** start of Material supplied **
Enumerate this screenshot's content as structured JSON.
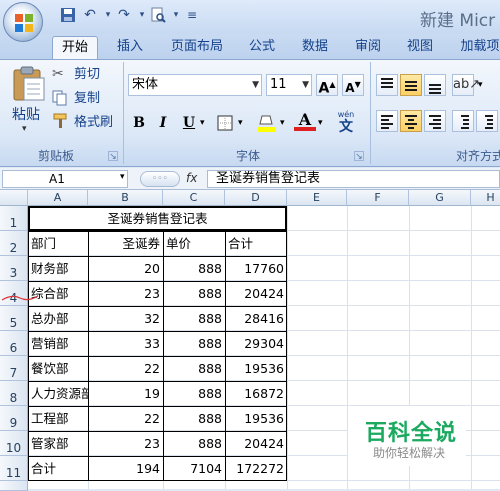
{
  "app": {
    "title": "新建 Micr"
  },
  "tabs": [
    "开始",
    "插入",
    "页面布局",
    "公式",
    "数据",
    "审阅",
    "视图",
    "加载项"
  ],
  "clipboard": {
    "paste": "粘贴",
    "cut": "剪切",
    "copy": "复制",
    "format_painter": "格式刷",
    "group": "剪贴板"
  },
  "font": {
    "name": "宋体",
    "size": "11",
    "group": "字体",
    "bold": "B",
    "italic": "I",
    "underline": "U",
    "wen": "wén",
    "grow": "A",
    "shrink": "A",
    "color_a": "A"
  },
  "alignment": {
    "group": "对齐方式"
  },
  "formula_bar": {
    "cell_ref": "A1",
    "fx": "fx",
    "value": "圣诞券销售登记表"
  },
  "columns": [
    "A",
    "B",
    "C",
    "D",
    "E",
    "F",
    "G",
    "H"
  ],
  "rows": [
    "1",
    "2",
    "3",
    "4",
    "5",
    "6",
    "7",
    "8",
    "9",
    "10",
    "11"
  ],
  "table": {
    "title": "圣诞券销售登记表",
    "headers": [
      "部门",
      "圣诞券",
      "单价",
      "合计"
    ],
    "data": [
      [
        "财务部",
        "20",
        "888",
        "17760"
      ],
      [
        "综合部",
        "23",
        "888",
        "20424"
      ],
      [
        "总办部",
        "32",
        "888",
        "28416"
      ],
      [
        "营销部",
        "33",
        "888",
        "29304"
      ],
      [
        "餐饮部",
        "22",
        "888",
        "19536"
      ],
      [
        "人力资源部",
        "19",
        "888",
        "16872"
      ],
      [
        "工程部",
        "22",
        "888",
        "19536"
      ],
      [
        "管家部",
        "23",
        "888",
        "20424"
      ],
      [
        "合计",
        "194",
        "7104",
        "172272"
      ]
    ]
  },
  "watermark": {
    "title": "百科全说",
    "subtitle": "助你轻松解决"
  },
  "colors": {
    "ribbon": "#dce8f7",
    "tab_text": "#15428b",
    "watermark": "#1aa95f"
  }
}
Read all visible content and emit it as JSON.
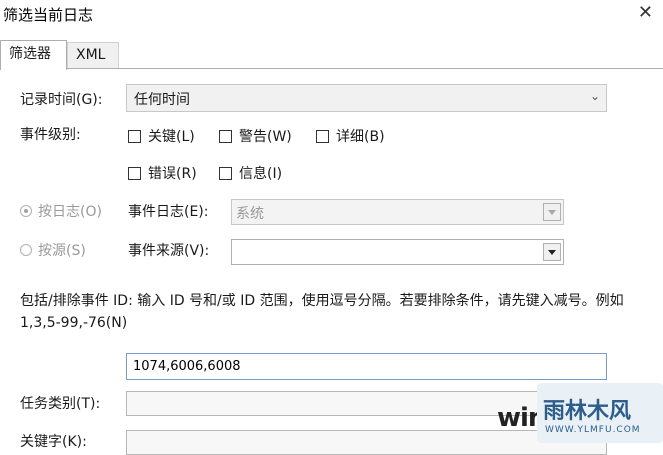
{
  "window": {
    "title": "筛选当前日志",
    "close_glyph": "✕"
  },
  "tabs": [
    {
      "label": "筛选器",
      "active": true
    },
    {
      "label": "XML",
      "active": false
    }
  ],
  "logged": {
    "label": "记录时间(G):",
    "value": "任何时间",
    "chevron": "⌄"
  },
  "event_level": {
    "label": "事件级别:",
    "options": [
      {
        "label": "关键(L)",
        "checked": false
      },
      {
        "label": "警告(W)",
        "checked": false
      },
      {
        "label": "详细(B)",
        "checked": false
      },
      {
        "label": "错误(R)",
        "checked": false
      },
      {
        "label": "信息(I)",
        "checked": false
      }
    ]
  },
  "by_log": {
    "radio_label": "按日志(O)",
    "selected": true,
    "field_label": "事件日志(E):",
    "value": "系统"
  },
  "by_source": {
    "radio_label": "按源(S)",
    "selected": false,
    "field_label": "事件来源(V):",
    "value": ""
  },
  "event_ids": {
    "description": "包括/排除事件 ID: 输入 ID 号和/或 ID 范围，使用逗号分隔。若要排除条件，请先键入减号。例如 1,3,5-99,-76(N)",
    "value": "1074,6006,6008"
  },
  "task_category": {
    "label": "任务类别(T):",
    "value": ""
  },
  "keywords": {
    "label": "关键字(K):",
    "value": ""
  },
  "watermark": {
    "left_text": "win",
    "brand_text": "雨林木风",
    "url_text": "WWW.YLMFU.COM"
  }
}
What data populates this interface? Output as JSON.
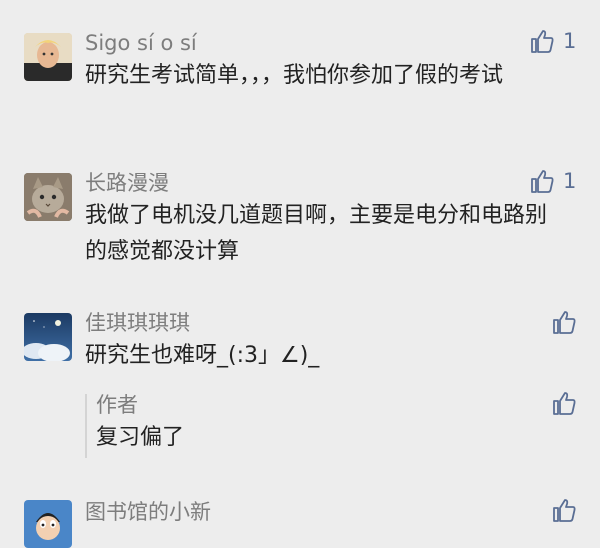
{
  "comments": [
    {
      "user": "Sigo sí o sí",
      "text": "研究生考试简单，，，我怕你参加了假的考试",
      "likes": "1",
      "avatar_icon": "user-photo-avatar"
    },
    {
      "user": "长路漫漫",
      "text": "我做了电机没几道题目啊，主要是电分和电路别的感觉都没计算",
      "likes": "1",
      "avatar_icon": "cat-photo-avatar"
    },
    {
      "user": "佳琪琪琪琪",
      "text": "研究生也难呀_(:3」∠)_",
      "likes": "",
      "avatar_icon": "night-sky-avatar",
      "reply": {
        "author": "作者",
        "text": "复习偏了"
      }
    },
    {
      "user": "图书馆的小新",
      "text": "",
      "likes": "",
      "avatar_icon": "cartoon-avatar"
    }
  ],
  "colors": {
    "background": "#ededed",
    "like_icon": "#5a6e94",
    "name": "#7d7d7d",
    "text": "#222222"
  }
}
** end of Material supplied **
Stated problem: Write out the entries above verbatim; the pictures do not belong in your copy.

The output:
Enumerate this screenshot's content as structured JSON.
{
  "app": {
    "title": "新建 Micr"
  },
  "tabs": [
    "开始",
    "插入",
    "页面布局",
    "公式",
    "数据",
    "审阅",
    "视图",
    "加载项"
  ],
  "clipboard": {
    "paste": "粘贴",
    "cut": "剪切",
    "copy": "复制",
    "format_painter": "格式刷",
    "group": "剪贴板"
  },
  "font": {
    "name": "宋体",
    "size": "11",
    "group": "字体",
    "bold": "B",
    "italic": "I",
    "underline": "U",
    "wen": "wén",
    "grow": "A",
    "shrink": "A",
    "color_a": "A"
  },
  "alignment": {
    "group": "对齐方式"
  },
  "formula_bar": {
    "cell_ref": "A1",
    "fx": "fx",
    "value": "圣诞券销售登记表"
  },
  "columns": [
    "A",
    "B",
    "C",
    "D",
    "E",
    "F",
    "G",
    "H"
  ],
  "rows": [
    "1",
    "2",
    "3",
    "4",
    "5",
    "6",
    "7",
    "8",
    "9",
    "10",
    "11"
  ],
  "table": {
    "title": "圣诞券销售登记表",
    "headers": [
      "部门",
      "圣诞券",
      "单价",
      "合计"
    ],
    "data": [
      [
        "财务部",
        "20",
        "888",
        "17760"
      ],
      [
        "综合部",
        "23",
        "888",
        "20424"
      ],
      [
        "总办部",
        "32",
        "888",
        "28416"
      ],
      [
        "营销部",
        "33",
        "888",
        "29304"
      ],
      [
        "餐饮部",
        "22",
        "888",
        "19536"
      ],
      [
        "人力资源部",
        "19",
        "888",
        "16872"
      ],
      [
        "工程部",
        "22",
        "888",
        "19536"
      ],
      [
        "管家部",
        "23",
        "888",
        "20424"
      ],
      [
        "合计",
        "194",
        "7104",
        "172272"
      ]
    ]
  },
  "watermark": {
    "title": "百科全说",
    "subtitle": "助你轻松解决"
  },
  "colors": {
    "ribbon": "#dce8f7",
    "tab_text": "#15428b",
    "watermark": "#1aa95f"
  }
}
Read all visible content and emit it as JSON.
{
  "window": {
    "title": "筛选当前日志",
    "close_glyph": "✕"
  },
  "tabs": [
    {
      "label": "筛选器",
      "active": true
    },
    {
      "label": "XML",
      "active": false
    }
  ],
  "logged": {
    "label": "记录时间(G):",
    "value": "任何时间",
    "chevron": "⌄"
  },
  "event_level": {
    "label": "事件级别:",
    "options": [
      {
        "label": "关键(L)",
        "checked": false
      },
      {
        "label": "警告(W)",
        "checked": false
      },
      {
        "label": "详细(B)",
        "checked": false
      },
      {
        "label": "错误(R)",
        "checked": false
      },
      {
        "label": "信息(I)",
        "checked": false
      }
    ]
  },
  "by_log": {
    "radio_label": "按日志(O)",
    "selected": true,
    "field_label": "事件日志(E):",
    "value": "系统"
  },
  "by_source": {
    "radio_label": "按源(S)",
    "selected": false,
    "field_label": "事件来源(V):",
    "value": ""
  },
  "event_ids": {
    "description": "包括/排除事件 ID: 输入 ID 号和/或 ID 范围，使用逗号分隔。若要排除条件，请先键入减号。例如 1,3,5-99,-76(N)",
    "value": "1074,6006,6008"
  },
  "task_category": {
    "label": "任务类别(T):",
    "value": ""
  },
  "keywords": {
    "label": "关键字(K):",
    "value": ""
  },
  "watermark": {
    "left_text": "win",
    "brand_text": "雨林木风",
    "url_text": "WWW.YLMFU.COM"
  }
}
What data populates this interface? Output as JSON.
{
  "comments": [
    {
      "user": "Sigo sí o sí",
      "text": "研究生考试简单，，，我怕你参加了假的考试",
      "likes": "1",
      "avatar_icon": "user-photo-avatar"
    },
    {
      "user": "长路漫漫",
      "text": "我做了电机没几道题目啊，主要是电分和电路别的感觉都没计算",
      "likes": "1",
      "avatar_icon": "cat-photo-avatar"
    },
    {
      "user": "佳琪琪琪琪",
      "text": "研究生也难呀_(:3」∠)_",
      "likes": "",
      "avatar_icon": "night-sky-avatar",
      "reply": {
        "author": "作者",
        "text": "复习偏了"
      }
    },
    {
      "user": "图书馆的小新",
      "text": "",
      "likes": "",
      "avatar_icon": "cartoon-avatar"
    }
  ],
  "colors": {
    "background": "#ededed",
    "like_icon": "#5a6e94",
    "name": "#7d7d7d",
    "text": "#222222"
  }
}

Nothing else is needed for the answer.